### Exercise description:
Write out every entry exactly as it stands.

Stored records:

- - - - -

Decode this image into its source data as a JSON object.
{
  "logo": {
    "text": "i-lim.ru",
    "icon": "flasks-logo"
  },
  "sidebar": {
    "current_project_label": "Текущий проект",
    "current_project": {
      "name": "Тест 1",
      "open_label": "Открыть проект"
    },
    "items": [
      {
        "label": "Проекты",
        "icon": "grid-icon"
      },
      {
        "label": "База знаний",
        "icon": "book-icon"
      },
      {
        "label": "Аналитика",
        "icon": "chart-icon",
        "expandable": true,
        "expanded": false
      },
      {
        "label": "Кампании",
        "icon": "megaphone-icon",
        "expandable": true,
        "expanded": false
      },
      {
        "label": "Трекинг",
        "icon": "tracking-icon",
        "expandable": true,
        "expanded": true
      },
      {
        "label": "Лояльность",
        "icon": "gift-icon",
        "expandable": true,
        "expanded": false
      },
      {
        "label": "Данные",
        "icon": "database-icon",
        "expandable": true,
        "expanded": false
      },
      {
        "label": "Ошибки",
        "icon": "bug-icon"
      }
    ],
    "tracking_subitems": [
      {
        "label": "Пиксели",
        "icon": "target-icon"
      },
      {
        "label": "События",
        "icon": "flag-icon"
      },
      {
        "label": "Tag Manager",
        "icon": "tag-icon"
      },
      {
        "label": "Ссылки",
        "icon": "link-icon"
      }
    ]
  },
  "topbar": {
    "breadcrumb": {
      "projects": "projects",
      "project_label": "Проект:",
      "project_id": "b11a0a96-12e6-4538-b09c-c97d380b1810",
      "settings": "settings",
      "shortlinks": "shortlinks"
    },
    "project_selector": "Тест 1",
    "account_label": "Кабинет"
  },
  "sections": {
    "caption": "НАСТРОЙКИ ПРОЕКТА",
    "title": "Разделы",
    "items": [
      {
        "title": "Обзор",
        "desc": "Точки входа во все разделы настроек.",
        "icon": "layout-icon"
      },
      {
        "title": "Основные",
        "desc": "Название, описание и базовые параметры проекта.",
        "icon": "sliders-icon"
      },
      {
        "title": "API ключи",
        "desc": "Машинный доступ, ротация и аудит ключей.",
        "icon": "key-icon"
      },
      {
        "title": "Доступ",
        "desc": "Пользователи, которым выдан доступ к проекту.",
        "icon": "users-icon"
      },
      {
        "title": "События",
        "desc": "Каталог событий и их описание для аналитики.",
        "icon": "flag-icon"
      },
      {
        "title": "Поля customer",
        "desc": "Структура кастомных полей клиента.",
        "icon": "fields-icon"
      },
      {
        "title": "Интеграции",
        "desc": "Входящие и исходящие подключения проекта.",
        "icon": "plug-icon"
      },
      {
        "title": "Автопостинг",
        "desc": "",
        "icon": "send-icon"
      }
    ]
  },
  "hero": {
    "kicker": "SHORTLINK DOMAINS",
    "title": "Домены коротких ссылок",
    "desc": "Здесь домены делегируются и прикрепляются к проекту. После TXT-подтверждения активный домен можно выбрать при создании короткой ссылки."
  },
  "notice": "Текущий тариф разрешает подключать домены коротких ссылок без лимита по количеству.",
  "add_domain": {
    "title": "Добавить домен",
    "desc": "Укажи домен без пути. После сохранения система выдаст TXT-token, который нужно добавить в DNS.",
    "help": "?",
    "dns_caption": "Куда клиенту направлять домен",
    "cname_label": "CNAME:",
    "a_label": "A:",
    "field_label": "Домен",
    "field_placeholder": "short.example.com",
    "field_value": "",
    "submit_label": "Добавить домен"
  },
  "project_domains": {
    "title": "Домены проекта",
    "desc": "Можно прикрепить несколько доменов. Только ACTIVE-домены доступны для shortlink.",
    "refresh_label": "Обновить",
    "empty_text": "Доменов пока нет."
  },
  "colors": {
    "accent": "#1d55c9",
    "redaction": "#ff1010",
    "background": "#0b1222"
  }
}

- - - - -

### Result below:
Decode this image into its source data as a JSON object.
{
  "logo": {
    "text": "i-lim.ru",
    "icon": "flasks-logo"
  },
  "sidebar": {
    "current_project_label": "Текущий проект",
    "current_project": {
      "name": "Тест 1",
      "open_label": "Открыть проект"
    },
    "items": [
      {
        "label": "Проекты",
        "icon": "grid-icon"
      },
      {
        "label": "База знаний",
        "icon": "book-icon"
      },
      {
        "label": "Аналитика",
        "icon": "chart-icon",
        "expandable": true,
        "expanded": false
      },
      {
        "label": "Кампании",
        "icon": "megaphone-icon",
        "expandable": true,
        "expanded": false
      },
      {
        "label": "Трекинг",
        "icon": "tracking-icon",
        "expandable": true,
        "expanded": true
      },
      {
        "label": "Лояльность",
        "icon": "gift-icon",
        "expandable": true,
        "expanded": false
      },
      {
        "label": "Данные",
        "icon": "database-icon",
        "expandable": true,
        "expanded": false
      },
      {
        "label": "Ошибки",
        "icon": "bug-icon"
      }
    ],
    "tracking_subitems": [
      {
        "label": "Пиксели",
        "icon": "target-icon"
      },
      {
        "label": "События",
        "icon": "flag-icon"
      },
      {
        "label": "Tag Manager",
        "icon": "tag-icon"
      },
      {
        "label": "Ссылки",
        "icon": "link-icon"
      }
    ]
  },
  "topbar": {
    "breadcrumb": {
      "projects": "projects",
      "project_label": "Проект:",
      "project_id": "b11a0a96-12e6-4538-b09c-c97d380b1810",
      "settings": "settings",
      "shortlinks": "shortlinks"
    },
    "project_selector": "Тест 1",
    "account_label": "Кабинет"
  },
  "sections": {
    "caption": "НАСТРОЙКИ ПРОЕКТА",
    "title": "Разделы",
    "items": [
      {
        "title": "Обзор",
        "desc": "Точки входа во все разделы настроек.",
        "icon": "layout-icon"
      },
      {
        "title": "Основные",
        "desc": "Название, описание и базовые параметры проекта.",
        "icon": "sliders-icon"
      },
      {
        "title": "API ключи",
        "desc": "Машинный доступ, ротация и аудит ключей.",
        "icon": "key-icon"
      },
      {
        "title": "Доступ",
        "desc": "Пользователи, которым выдан доступ к проекту.",
        "icon": "users-icon"
      },
      {
        "title": "События",
        "desc": "Каталог событий и их описание для аналитики.",
        "icon": "flag-icon"
      },
      {
        "title": "Поля customer",
        "desc": "Структура кастомных полей клиента.",
        "icon": "fields-icon"
      },
      {
        "title": "Интеграции",
        "desc": "Входящие и исходящие подключения проекта.",
        "icon": "plug-icon"
      },
      {
        "title": "Автопостинг",
        "desc": "",
        "icon": "send-icon"
      }
    ]
  },
  "hero": {
    "kicker": "SHORTLINK DOMAINS",
    "title": "Домены коротких ссылок",
    "desc": "Здесь домены делегируются и прикрепляются к проекту. После TXT-подтверждения активный домен можно выбрать при создании короткой ссылки."
  },
  "notice": "Текущий тариф разрешает подключать домены коротких ссылок без лимита по количеству.",
  "add_domain": {
    "title": "Добавить домен",
    "desc": "Укажи домен без пути. После сохранения система выдаст TXT-token, который нужно добавить в DNS.",
    "help": "?",
    "dns_caption": "Куда клиенту направлять домен",
    "cname_label": "CNAME:",
    "a_label": "A:",
    "field_label": "Домен",
    "field_placeholder": "short.example.com",
    "field_value": "",
    "submit_label": "Добавить домен"
  },
  "project_domains": {
    "title": "Домены проекта",
    "desc": "Можно прикрепить несколько доменов. Только ACTIVE-домены доступны для shortlink.",
    "refresh_label": "Обновить",
    "empty_text": "Доменов пока нет."
  },
  "colors": {
    "accent": "#1d55c9",
    "redaction": "#ff1010",
    "background": "#0b1222"
  }
}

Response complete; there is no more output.